● Task requirements
Answer these from the jffs2 deadlock patch below:
(a) In which function does the GC task get stuck?
(b) Which lock does jffs2_write_end() try to take?
(c) To which list is the patch being resent?

==== Reading passage ====

On Tue, Jul 4, 2017 at 6:23 AM Kyeong Yoo
<kyeong.yoo@alliedtelesis.co.nz> wrote:
>
> GC task can deadlock in read_cache_page() because it may attempt
> to release a page that is actually allocated by another task in
> jffs2_write_begin().
> The reason is that in jffs2_write_begin() there is a small window
> a cache page is allocated for use but not set Uptodate yet.
>
> This ends up with a deadlock between two tasks:
> 1) A task (e.g. file copy)
>    - jffs2_write_begin() locks a cache page
>    - jffs2_write_end() tries to lock "alloc_sem" from
>          jffs2_reserve_space() <-- STUCK
> 2) GC task (jffs2_gcd_mtd3)
>    - jffs2_garbage_collect_pass() locks "alloc_sem"
>    - try to lock the same cache page in read_cache_page() <-- STUCK
>
> So to avoid this deadlock, hold "alloc_sem" in jffs2_write_begin()
> while reading data in a cache page.
>
> Signed-off-by: Kyeong Yoo <kyeong.yoo@alliedtelesis.co.nz>
> ---
>
> Note: I'm resending this patch to linux-mtd.

==== Source material ====

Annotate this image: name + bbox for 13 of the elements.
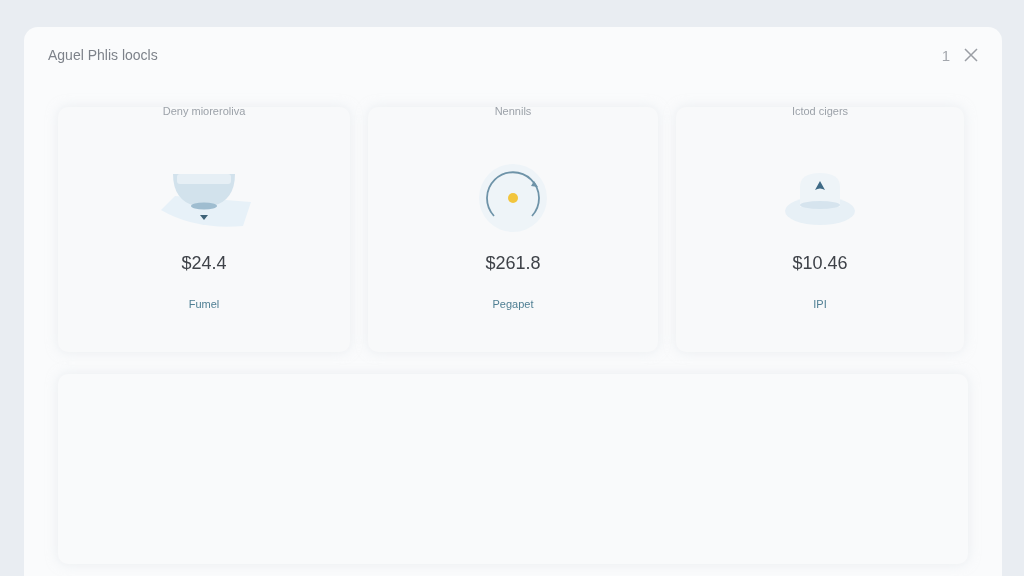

====

● Answer for this exercise
(a) read_cache_page()
(b) "alloc_sem"
(c) linux-mtd